§ SHORT PROBLEM
Update the part that opens with the row containing "24, 69, 70]" and closes with the row containing "660, 943, 700]" by replacing "divider" with "separator" and leaving everything else unchanged. Return only those rows.
= = = = =
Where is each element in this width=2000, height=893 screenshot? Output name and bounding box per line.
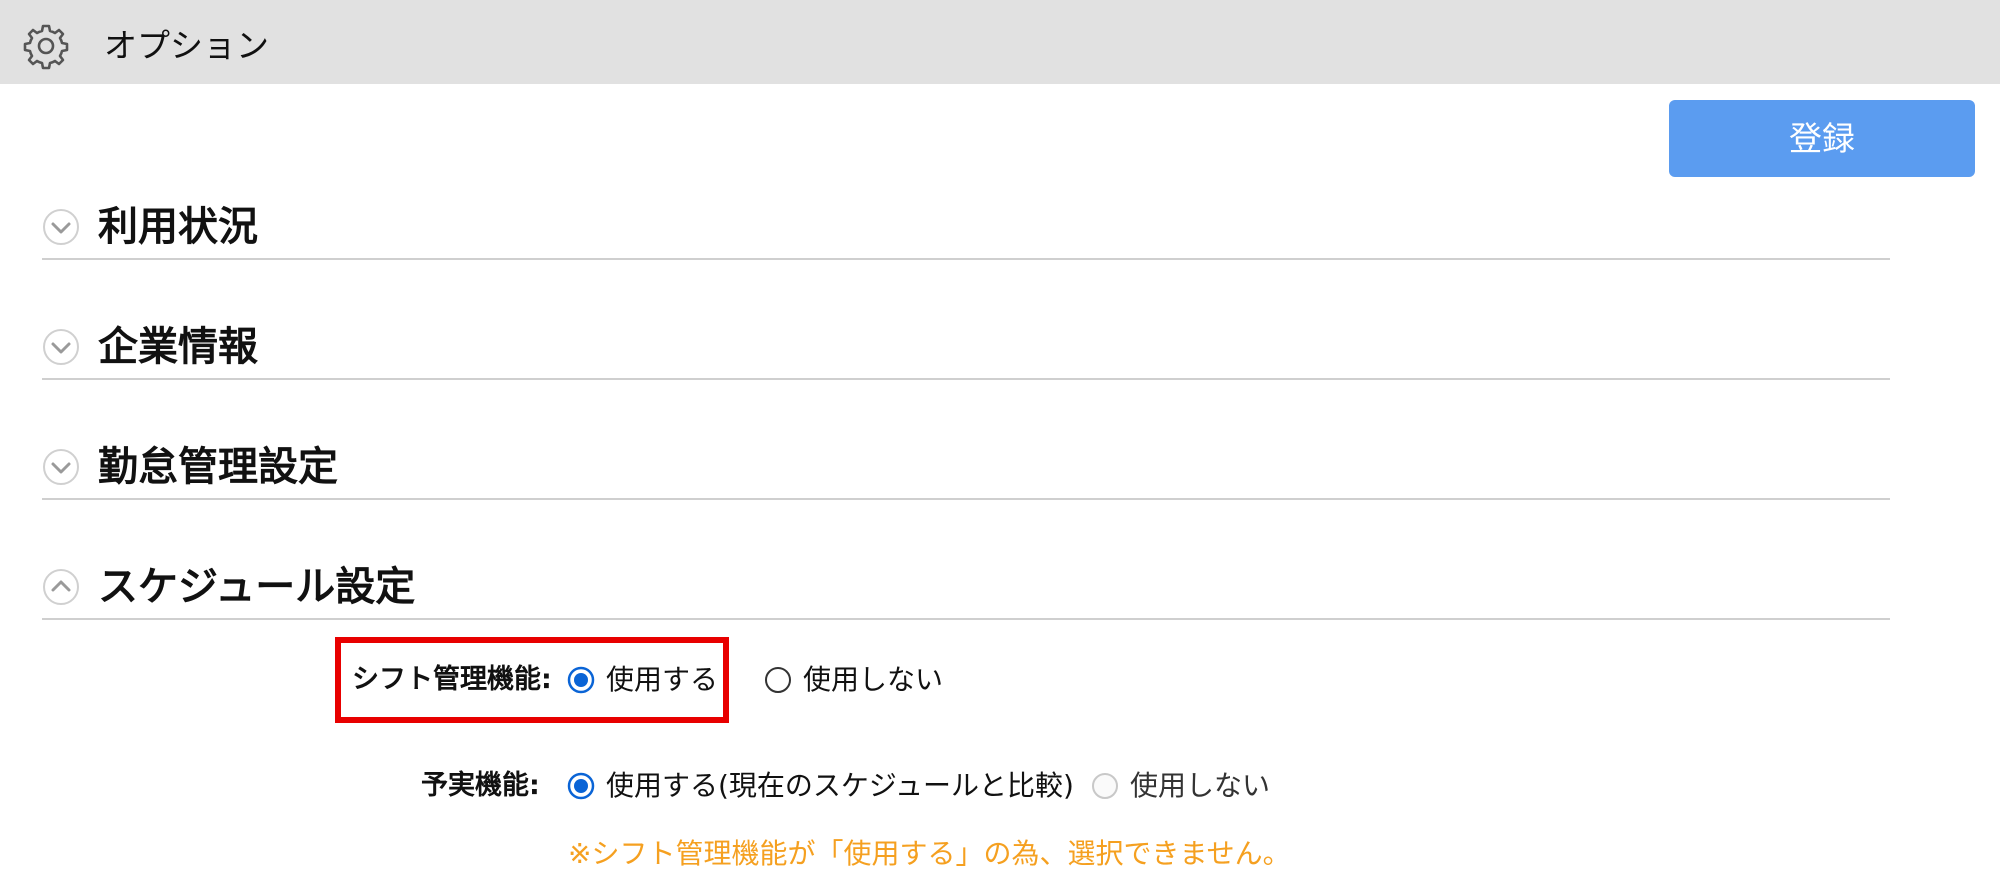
gear-icon	[23, 24, 69, 70]
chevron-up-icon[interactable]	[42, 568, 80, 606]
section-title: スケジュール設定	[98, 564, 416, 610]
radio-shift-not-use[interactable]	[764, 666, 792, 694]
radio-yojitsu-not-use[interactable]	[1091, 772, 1119, 800]
section-schedule-settings[interactable]: スケジュール設定	[42, 550, 1890, 620]
divider	[42, 378, 1890, 380]
chevron-down-icon[interactable]	[42, 328, 80, 366]
radio-shift-not-use-label[interactable]: 使用しない	[803, 660, 943, 700]
radio-yojitsu-use-label[interactable]: 使用する(現在のスケジュールと比較)	[606, 766, 1074, 806]
section-usage-status[interactable]: 利用状況	[42, 190, 1890, 260]
section-title: 企業情報	[98, 324, 258, 370]
register-button[interactable]: 登録	[1669, 100, 1975, 177]
radio-shift-use-label[interactable]: 使用する	[606, 660, 718, 700]
section-company-info[interactable]: 企業情報	[42, 310, 1890, 380]
radio-yojitsu-not-use-label[interactable]: 使用しない	[1130, 766, 1270, 806]
title-bar: オプション	[0, 0, 2000, 84]
yojitsu-function-label: 予実機能:	[421, 770, 540, 801]
radio-yojitsu-use[interactable]	[567, 772, 595, 800]
chevron-down-icon[interactable]	[42, 208, 80, 246]
section-title: 利用状況	[98, 204, 258, 250]
disabled-note: ※シフト管理機能が「使用する」の為、選択できません。	[568, 837, 1291, 870]
divider	[42, 498, 1890, 500]
radio-shift-use[interactable]	[567, 666, 595, 694]
chevron-down-icon[interactable]	[42, 448, 80, 486]
window-title: オプション	[104, 26, 269, 65]
divider	[42, 618, 1890, 620]
divider	[42, 258, 1890, 260]
section-title: 勤怠管理設定	[98, 444, 338, 490]
shift-function-label: シフト管理機能:	[352, 664, 552, 695]
section-attendance-settings[interactable]: 勤怠管理設定	[42, 430, 1890, 500]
= = = = =
§ WRITTEN RESPONSE
gear-icon	[23, 24, 69, 70]
chevron-up-icon[interactable]	[42, 568, 80, 606]
section-title: スケジュール設定	[98, 564, 416, 610]
radio-shift-not-use[interactable]	[764, 666, 792, 694]
radio-yojitsu-not-use[interactable]	[1091, 772, 1119, 800]
section-schedule-settings[interactable]: スケジュール設定	[42, 550, 1890, 620]
separator	[42, 378, 1890, 380]
chevron-down-icon[interactable]	[42, 328, 80, 366]
radio-shift-not-use-label[interactable]: 使用しない	[803, 660, 943, 700]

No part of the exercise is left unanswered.